THE EXERCISE >>
In the listing that follows, count each line where the word "search" appears; write nothing but the count.
START TASK DATA
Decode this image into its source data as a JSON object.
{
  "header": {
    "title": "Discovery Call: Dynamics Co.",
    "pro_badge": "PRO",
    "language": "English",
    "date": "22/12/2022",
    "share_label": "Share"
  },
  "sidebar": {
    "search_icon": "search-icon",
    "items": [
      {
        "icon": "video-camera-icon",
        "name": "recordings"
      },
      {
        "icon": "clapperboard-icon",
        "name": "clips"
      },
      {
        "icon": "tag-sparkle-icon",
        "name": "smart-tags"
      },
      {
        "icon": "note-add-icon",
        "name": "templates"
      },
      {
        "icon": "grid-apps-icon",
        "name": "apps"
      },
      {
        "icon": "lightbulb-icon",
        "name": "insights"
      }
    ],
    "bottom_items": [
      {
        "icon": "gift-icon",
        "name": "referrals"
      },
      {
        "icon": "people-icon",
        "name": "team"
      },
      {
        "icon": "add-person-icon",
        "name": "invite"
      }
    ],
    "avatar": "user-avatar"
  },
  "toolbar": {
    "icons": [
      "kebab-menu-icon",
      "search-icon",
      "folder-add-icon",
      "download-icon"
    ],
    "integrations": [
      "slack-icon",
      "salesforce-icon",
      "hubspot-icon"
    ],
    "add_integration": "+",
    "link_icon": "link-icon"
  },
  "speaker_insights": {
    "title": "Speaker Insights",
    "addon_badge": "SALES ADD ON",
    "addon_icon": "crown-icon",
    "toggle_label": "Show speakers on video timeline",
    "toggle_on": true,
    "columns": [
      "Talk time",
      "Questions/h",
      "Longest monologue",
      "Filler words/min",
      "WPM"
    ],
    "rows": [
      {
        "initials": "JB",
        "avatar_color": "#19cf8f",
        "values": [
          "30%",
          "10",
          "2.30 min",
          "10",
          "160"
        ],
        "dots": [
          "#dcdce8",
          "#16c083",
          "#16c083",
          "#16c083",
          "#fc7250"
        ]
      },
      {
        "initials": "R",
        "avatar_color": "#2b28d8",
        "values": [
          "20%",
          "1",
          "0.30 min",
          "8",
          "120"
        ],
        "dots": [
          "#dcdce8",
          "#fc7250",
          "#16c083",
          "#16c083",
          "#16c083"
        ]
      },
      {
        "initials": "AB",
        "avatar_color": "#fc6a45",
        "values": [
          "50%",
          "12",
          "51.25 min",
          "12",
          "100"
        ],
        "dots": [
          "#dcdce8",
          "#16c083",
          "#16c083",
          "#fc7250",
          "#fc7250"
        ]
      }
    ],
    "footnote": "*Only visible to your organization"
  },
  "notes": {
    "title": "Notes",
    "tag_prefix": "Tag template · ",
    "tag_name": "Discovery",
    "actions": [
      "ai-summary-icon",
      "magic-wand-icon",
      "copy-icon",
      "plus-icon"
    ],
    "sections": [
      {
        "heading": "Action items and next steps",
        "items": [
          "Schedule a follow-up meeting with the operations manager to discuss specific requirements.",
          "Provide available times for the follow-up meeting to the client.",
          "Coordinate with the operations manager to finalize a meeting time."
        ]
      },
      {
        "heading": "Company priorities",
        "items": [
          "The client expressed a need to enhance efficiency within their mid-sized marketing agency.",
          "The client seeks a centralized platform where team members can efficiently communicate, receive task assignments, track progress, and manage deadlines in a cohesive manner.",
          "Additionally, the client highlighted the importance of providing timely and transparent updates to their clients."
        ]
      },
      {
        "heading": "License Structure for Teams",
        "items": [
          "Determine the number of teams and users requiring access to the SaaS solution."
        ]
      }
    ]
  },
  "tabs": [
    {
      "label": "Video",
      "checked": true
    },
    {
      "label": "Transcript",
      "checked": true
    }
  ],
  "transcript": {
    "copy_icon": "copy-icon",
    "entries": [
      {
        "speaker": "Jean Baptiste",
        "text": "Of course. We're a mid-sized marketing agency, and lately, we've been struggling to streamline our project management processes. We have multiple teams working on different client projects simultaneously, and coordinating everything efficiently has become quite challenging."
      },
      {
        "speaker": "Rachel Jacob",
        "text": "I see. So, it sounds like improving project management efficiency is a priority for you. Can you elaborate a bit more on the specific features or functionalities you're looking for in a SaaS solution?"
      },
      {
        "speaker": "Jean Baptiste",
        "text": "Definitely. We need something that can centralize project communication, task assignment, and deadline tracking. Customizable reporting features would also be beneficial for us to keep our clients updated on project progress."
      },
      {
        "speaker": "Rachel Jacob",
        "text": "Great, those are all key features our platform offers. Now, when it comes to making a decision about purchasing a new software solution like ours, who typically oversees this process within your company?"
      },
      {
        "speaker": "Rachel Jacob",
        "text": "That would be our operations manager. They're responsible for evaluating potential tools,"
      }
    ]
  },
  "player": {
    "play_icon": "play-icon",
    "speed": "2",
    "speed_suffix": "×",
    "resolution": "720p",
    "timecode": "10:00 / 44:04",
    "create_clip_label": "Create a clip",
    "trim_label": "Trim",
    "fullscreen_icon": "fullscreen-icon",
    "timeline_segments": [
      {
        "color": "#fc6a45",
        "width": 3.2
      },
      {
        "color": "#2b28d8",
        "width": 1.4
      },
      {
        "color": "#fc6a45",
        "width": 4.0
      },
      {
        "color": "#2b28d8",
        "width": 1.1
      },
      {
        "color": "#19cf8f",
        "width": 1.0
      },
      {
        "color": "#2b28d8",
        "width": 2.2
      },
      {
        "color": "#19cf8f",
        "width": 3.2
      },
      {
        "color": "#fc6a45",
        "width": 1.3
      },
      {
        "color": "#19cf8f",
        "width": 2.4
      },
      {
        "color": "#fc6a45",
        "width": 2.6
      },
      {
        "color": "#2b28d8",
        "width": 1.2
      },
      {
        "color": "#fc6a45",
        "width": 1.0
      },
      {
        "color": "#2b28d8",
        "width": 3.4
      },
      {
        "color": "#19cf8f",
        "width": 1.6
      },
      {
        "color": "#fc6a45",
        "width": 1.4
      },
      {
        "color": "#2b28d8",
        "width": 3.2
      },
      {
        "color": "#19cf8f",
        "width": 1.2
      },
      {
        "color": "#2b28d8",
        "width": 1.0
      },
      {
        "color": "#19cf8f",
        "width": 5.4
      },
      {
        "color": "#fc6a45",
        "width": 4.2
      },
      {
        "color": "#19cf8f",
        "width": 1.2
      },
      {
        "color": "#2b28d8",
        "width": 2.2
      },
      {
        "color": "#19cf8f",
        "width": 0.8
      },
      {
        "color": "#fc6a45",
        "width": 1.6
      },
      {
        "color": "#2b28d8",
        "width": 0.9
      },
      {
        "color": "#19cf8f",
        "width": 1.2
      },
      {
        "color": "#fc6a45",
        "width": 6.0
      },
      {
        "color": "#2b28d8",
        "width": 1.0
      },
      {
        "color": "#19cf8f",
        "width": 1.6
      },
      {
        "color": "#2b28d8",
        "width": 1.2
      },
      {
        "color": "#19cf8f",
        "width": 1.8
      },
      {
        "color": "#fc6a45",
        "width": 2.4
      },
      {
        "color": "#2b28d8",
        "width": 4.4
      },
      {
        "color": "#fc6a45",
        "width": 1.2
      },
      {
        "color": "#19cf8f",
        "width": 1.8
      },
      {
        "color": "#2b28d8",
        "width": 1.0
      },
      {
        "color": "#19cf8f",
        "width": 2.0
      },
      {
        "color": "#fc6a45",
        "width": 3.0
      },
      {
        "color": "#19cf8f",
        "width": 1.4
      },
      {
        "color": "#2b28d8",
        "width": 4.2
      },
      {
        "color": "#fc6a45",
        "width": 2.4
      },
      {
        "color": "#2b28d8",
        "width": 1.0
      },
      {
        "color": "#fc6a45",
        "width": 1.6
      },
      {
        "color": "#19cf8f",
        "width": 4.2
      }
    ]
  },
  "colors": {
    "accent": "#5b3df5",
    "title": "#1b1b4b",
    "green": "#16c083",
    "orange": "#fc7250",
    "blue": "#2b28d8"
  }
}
END TASK DATA
RESULT >>
2